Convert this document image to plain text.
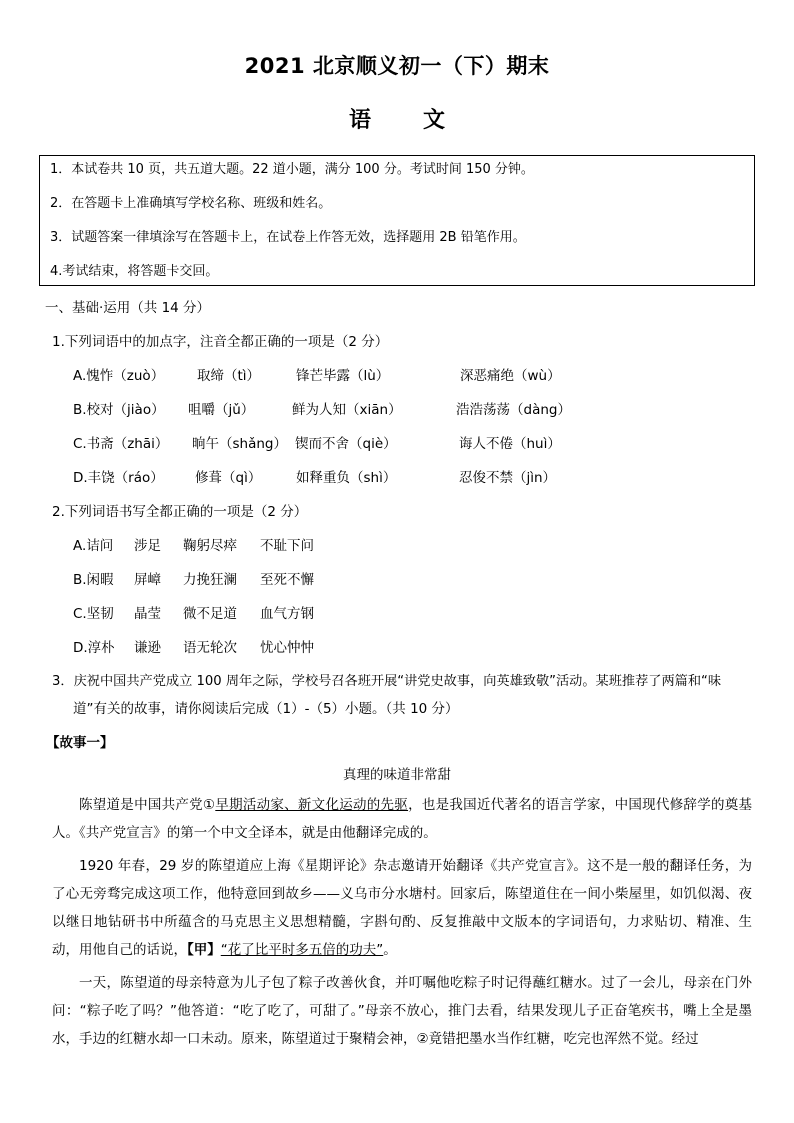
2021 北京顺义初一（下）期末
语 文
1．本试卷共 10 页，共五道大题。22 道小题，满分 100 分。考试时间 150 分钟。
2．在答题卡上准确填写学校名称、班级和姓名。
3．试题答案一律填涂写在答题卡上，在试卷上作答无效，选择题用 2B 铅笔作用。
4.考试结束，将答题卡交回。
一、基础·运用（共 14 分）
1.下列词语中的加点字，注音全都正确的一项是（2 分）
A.愧怍（zuò） 取缔（tì）	锋芒毕露（lù）	深恶痛绝（wù）
B.校对（jiào） 咀嚼（jǔ）	鲜为人知（xiān）	浩浩荡荡（dàng）
C.书斋（zhāi） 晌午（shǎng） 锲而不舍（qiè）	诲人不倦（huì）
D.丰饶（ráo） 修葺（qì）	如释重负（shì）	忍俊不禁（jìn）
2.下列词语书写全都正确的一项是（2 分）
A.诘问 涉足 鞠躬尽瘁 不耻下问
B.闲暇 屏嶂 力挽狂澜 至死不懈
C.坚韧 晶莹 微不足道 血气方钢
D.淳朴 谦逊 语无轮次 忧心忡忡
3．庆祝中国共产党成立 100 周年之际，学校号召各班开展“讲党史故事，向英雄致敬”活动。某班推荐了两篇和“味
道”有关的故事，请你阅读后完成（1）-（5）小题。（共 10 分）
【故事一】
真理的味道非常甜
陈望道是中国共产党①早期活动家、新文化运动的先驱，也是我国近代著名的语言学家，中国现代修辞学的奠基人。《共产党宣言》的第一个中文全译本，就是由他翻译完成的。
1920 年春，29 岁的陈望道应上海《星期评论》杂志邀请开始翻译《共产党宣言》。这不是一般的翻译任务，为了心无旁骛完成这项工作，他特意回到故乡——义乌市分水塘村。回家后，陈望道住在一间小柴屋里，如饥似渴、夜以继日地钻研书中所蕴含的马克思主义思想精髓，字斟句酌、反复推敲中文版本的字词语句，力求贴切、精准、生动，用他自己的话说，【甲】“花了比平时多五倍的功夫”。
一天，陈望道的母亲特意为儿子包了粽子改善伙食，并叮嘱他吃粽子时记得蘸红糖水。过了一会儿，母亲在门外问：“粽子吃了吗？”他答道：“吃了吃了，可甜了。”母亲不放心，推门去看，结果发现儿子正奋笔疾书，嘴上全是墨水，手边的红糖水却一口未动。原来，陈望道过于聚精会神，②竟错把墨水当作红糖，吃完也浑然不觉。经过
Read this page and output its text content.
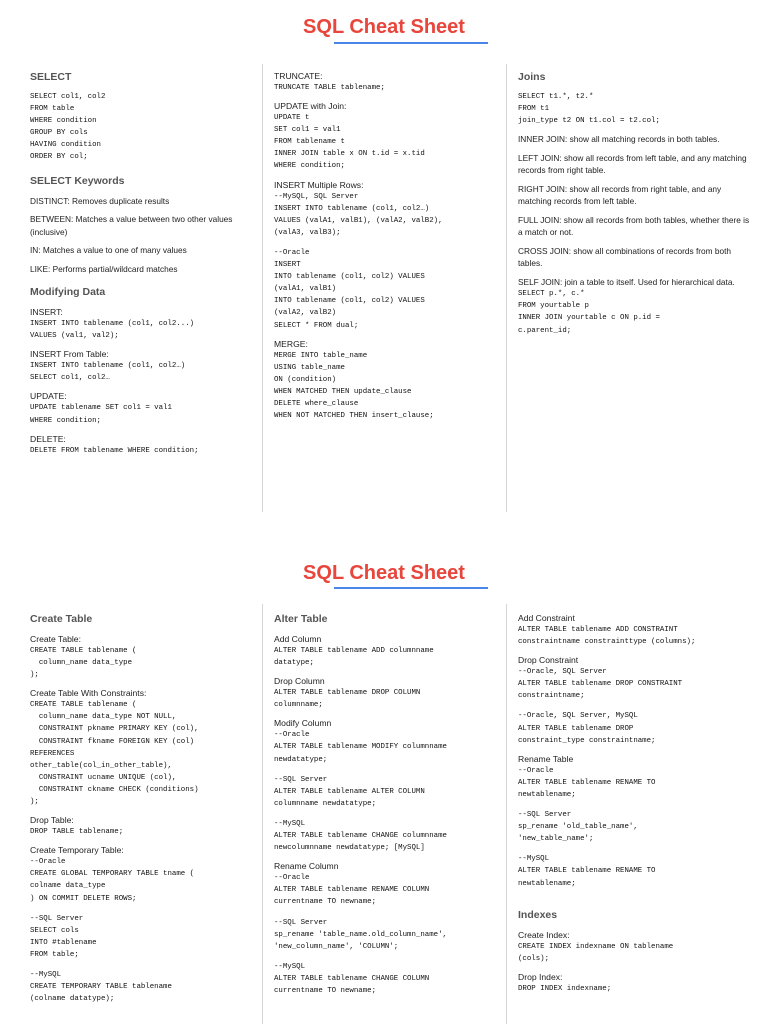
SQL Cheat Sheet
SELECT
SELECT col1, col2
FROM table
WHERE condition
GROUP BY cols
HAVING condition
ORDER BY col;
SELECT Keywords
DISTINCT: Removes duplicate results
BETWEEN: Matches a value between two other values (inclusive)
IN: Matches a value to one of many values
LIKE: Performs partial/wildcard matches
Modifying Data
INSERT:
INSERT INTO tablename (col1, col2...)
VALUES (val1, val2);
INSERT From Table:
INSERT INTO tablename (col1, col2…)
SELECT col1, col2…
UPDATE:
UPDATE tablename SET col1 = val1
WHERE condition;
DELETE:
DELETE FROM tablename WHERE condition;
TRUNCATE:
TRUNCATE TABLE tablename;
UPDATE with Join:
UPDATE t
SET col1 = val1
FROM tablename t
INNER JOIN table x ON t.id = x.tid
WHERE condition;
INSERT Multiple Rows:
--MySQL, SQL Server
INSERT INTO tablename (col1, col2…)
VALUES (valA1, valB1), (valA2, valB2),
(valA3, valB3);
--Oracle
INSERT
INTO tablename (col1, col2) VALUES
(valA1, valB1)
INTO tablename (col1, col2) VALUES
(valA2, valB2)
SELECT * FROM dual;
MERGE:
MERGE INTO table_name
USING table_name
ON (condition)
WHEN MATCHED THEN update_clause
DELETE where_clause
WHEN NOT MATCHED THEN insert_clause;
Joins
SELECT t1.*, t2.*
FROM t1
join_type t2 ON t1.col = t2.col;
INNER JOIN: show all matching records in both tables.
LEFT JOIN: show all records from left table, and any matching records from right table.
RIGHT JOIN: show all records from right table, and any matching records from left table.
FULL JOIN: show all records from both tables, whether there is a match or not.
CROSS JOIN: show all combinations of records from both tables.
SELF JOIN: join a table to itself. Used for hierarchical data.
SELECT p.*, c.*
FROM yourtable p
INNER JOIN yourtable c ON p.id =
c.parent_id;
SQL Cheat Sheet
Create Table
Create Table:
CREATE TABLE tablename (
column_name data_type
);
Create Table With Constraints:
CREATE TABLE tablename (
column_name data_type NOT NULL,
CONSTRAINT pkname PRIMARY KEY (col),
CONSTRAINT fkname FOREIGN KEY (col)
REFERENCES
other_table(col_in_other_table),
CONSTRAINT ucname UNIQUE (col),
CONSTRAINT ckname CHECK (conditions)
);
Drop Table:
DROP TABLE tablename;
Create Temporary Table:
--Oracle
CREATE GLOBAL TEMPORARY TABLE tname (
colname data_type
) ON COMMIT DELETE ROWS;
--SQL Server
SELECT cols
INTO #tablename
FROM table;
--MySQL
CREATE TEMPORARY TABLE tablename
(colname datatype);
Alter Table
Add Column
ALTER TABLE tablename ADD columnname
datatype;
Drop Column
ALTER TABLE tablename DROP COLUMN
columnname;
Modify Column
--Oracle
ALTER TABLE tablename MODIFY columnname
newdatatype;
--SQL Server
ALTER TABLE tablename ALTER COLUMN
columnname newdatatype;
--MySQL
ALTER TABLE tablename CHANGE columnname
newcolumnname newdatatype; [MySQL]
Rename Column
--Oracle
ALTER TABLE tablename RENAME COLUMN
currentname TO newname;
--SQL Server
sp_rename 'table_name.old_column_name',
'new_column_name', 'COLUMN';
--MySQL
ALTER TABLE tablename CHANGE COLUMN
currentname TO newname;
Add Constraint
ALTER TABLE tablename ADD CONSTRAINT
constraintname constrainttype (columns);
Drop Constraint
--Oracle, SQL Server
ALTER TABLE tablename DROP CONSTRAINT
constraintname;
--Oracle, SQL Server, MySQL
ALTER TABLE tablename DROP
constraint_type constraintname;
Rename Table
--Oracle
ALTER TABLE tablename RENAME TO
newtablename;
--SQL Server
sp_rename 'old_table_name',
'new_table_name';
--MySQL
ALTER TABLE tablename RENAME TO
newtablename;
Indexes
Create Index:
CREATE INDEX indexname ON tablename
(cols);
Drop Index:
DROP INDEX indexname;
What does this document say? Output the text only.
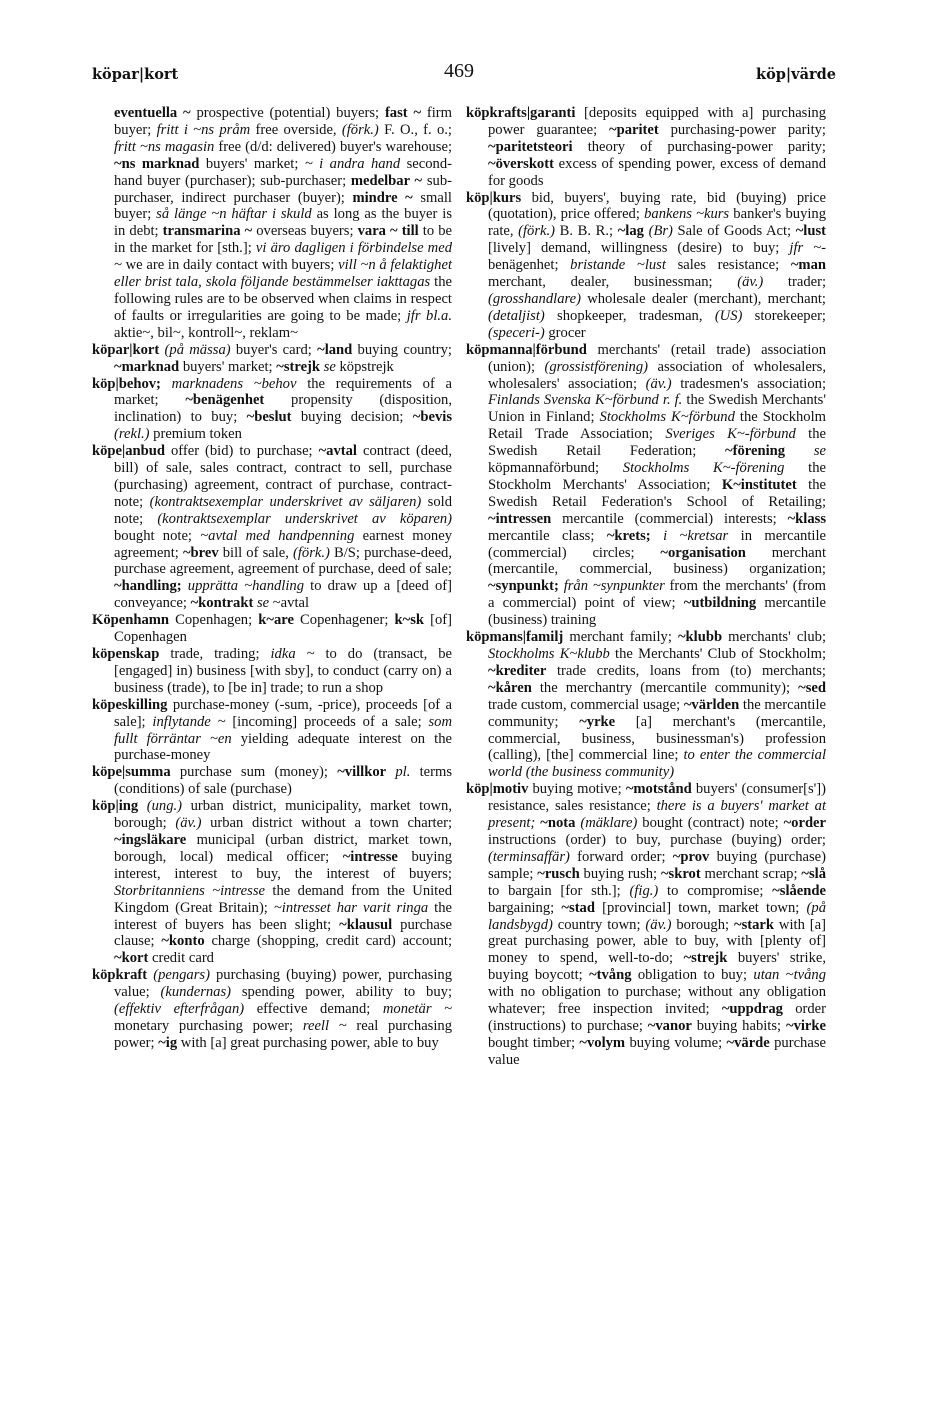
köpar|kort	469	köp|värde

eventuella ~ prospective (potential) buyers; fast ~ firm buyer; fritt i ~ns pråm free overside, (förk.) F. O., f. o.; fritt ~ns magasin free (d/d: delivered) buyer's warehouse; ~ns marknad buyers' market; ~ i andra hand second-hand buyer (purchaser); sub-purchaser; medelbar ~ sub-purchaser, indirect purchaser (buyer); mindre ~ small buyer; så länge ~n häftar i skuld as long as the buyer is in debt; transmarina ~ overseas buyers; vara ~ till to be in the market for [sth.]; vi äro dagligen i förbindelse med ~ we are in daily contact with buyers; vill ~n å felaktighet eller brist tala, skola följande bestämmelser iakttagas the following rules are to be observed when claims in respect of faults or irregularities are going to be made; jfr bl.a. aktie~, bil~, kontroll~, reklam~

köpar|kort (på mässa) buyer's card; ~land buying country; ~marknad buyers' market; ~strejk se köpstrejk

köp|behov; marknadens ~behov the requirements of a market; ~benägenhet propensity (disposition, inclination) to buy; ~beslut buying decision; ~bevis (rekl.) premium token

köpe|anbud offer (bid) to purchase; ~avtal contract (deed, bill) of sale, sales contract, contract to sell, purchase (purchasing) agreement, contract of purchase, contract-note; (kontraktsexemplar underskrivet av säljaren) sold note; (kontraktsexemplar underskrivet av köparen) bought note; ~avtal med handpenning earnest money agreement; ~brev bill of sale, (förk.) B/S; purchase-deed, purchase agreement, agreement of purchase, deed of sale; ~handling; upprätta ~handling to draw up a [deed of] conveyance; ~kontrakt se ~avtal

Köpenhamn Copenhagen; k~are Copenhagener; k~sk [of] Copenhagen

köpenskap trade, trading; idka ~ to do (transact, be [engaged] in) business [with sby], to conduct (carry on) a business (trade), to [be in] trade; to run a shop

köpeskilling purchase-money (-sum, -price), proceeds [of a sale]; inflytande ~ [incoming] proceeds of a sale; som fullt förräntar ~en yielding adequate interest on the purchase-money

köpe|summa purchase sum (money); ~villkor pl. terms (conditions) of sale (purchase)

köp|ing (ung.) urban district, municipality, market town, borough; (äv.) urban district without a town charter; ~ingsläkare municipal (urban district, market town, borough, local) medical officer; ~intresse buying interest, interest to buy, the interest of buyers; Storbritanniens ~intresse the demand from the United Kingdom (Great Britain); ~intresset har varit ringa the interest of buyers has been slight; ~klausul purchase clause; ~konto charge (shopping, credit card) account; ~kort credit card

köpkraft (pengars) purchasing (buying) power, purchasing value; (kundernas) spending power, ability to buy; (effektiv efterfrågan) effective demand; monetär ~ monetary purchasing power; reell ~ real purchasing power; ~ig with [a] great purchasing power, able to buy

köpkrafts|garanti [deposits equipped with a] purchasing power guarantee; ~paritet purchasing-power parity; ~paritetsteori theory of purchasing-power parity; ~överskott excess of spending power, excess of demand for goods

köp|kurs bid, buyers', buying rate, bid (buying) price (quotation), price offered; bankens ~kurs banker's buying rate, (förk.) B. B. R.; ~lag (Br) Sale of Goods Act; ~lust [lively] demand, willingness (desire) to buy; jfr ~- benägenhet; bristande ~lust sales resistance; ~man merchant, dealer, businessman; (äv.) trader; (grosshandlare) wholesale dealer (merchant), merchant; (detaljist) shopkeeper, tradesman, (US) storekeeper; (speceri-) grocer

köpmanna|förbund merchants' (retail trade) association (union); (grossistförening) association of wholesalers, wholesalers' association; (äv.) tradesmen's association; Finlands Svenska K~förbund r. f. the Swedish Merchants' Union in Finland; Stockholms K~förbund the Stockholm Retail Trade Association; Sveriges K~-förbund the Swedish Retail Federation; ~förening se köpmannaförbund; Stockholms K~-förening the Stockholm Merchants' Association; K~institutet the Swedish Retail Federation's School of Retailing; ~intressen mercantile (commercial) interests; ~klass mercantile class; ~krets; i ~kretsar in mercantile (commercial) circles; ~organisation merchant (mercantile, commercial, business) organization; ~synpunkt; från ~synpunkter from the merchants' (from a commercial) point of view; ~utbildning mercantile (business) training

köpmans|familj merchant family; ~klubb merchants' club; Stockholms K~klubb the Merchants' Club of Stockholm; ~krediter trade credits, loans from (to) merchants; ~kåren the merchantry (mercantile community); ~sed trade custom, commercial usage; ~världen the mercantile community; ~yrke [a] merchant's (mercantile, commercial, business, businessman's) profession (calling), [the] commercial line; to enter the commercial world (the business community)

köp|motiv buying motive; ~motstånd buyers' (consumer[s']) resistance, sales resistance; there is a buyers' market at present; ~nota (mäklare) bought (contract) note; ~order instructions (order) to buy, purchase (buying) order; (terminsaffär) forward order; ~prov buying (purchase) sample; ~rusch buying rush; ~skrot merchant scrap; ~slå to bargain [for sth.]; (fig.) to compromise; ~slående bargaining; ~stad [provincial] town, market town; (på landsbygd) country town; (äv.) borough; ~stark with [a] great purchasing power, able to buy, with [plenty of] money to spend, well-to-do; ~strejk buyers' strike, buying boycott; ~tvång obligation to buy; utan ~tvång with no obligation to purchase; without any obligation whatever; free inspection invited; ~uppdrag order (instructions) to purchase; ~vanor buying habits; ~virke bought timber; ~volym buying volume; ~värde purchase value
════════
# [TASK DESCRIPTION]
Find every line in the records that has the string "INNER", then state how many there are and nothing else.

# [CORRECT ANSWER]
3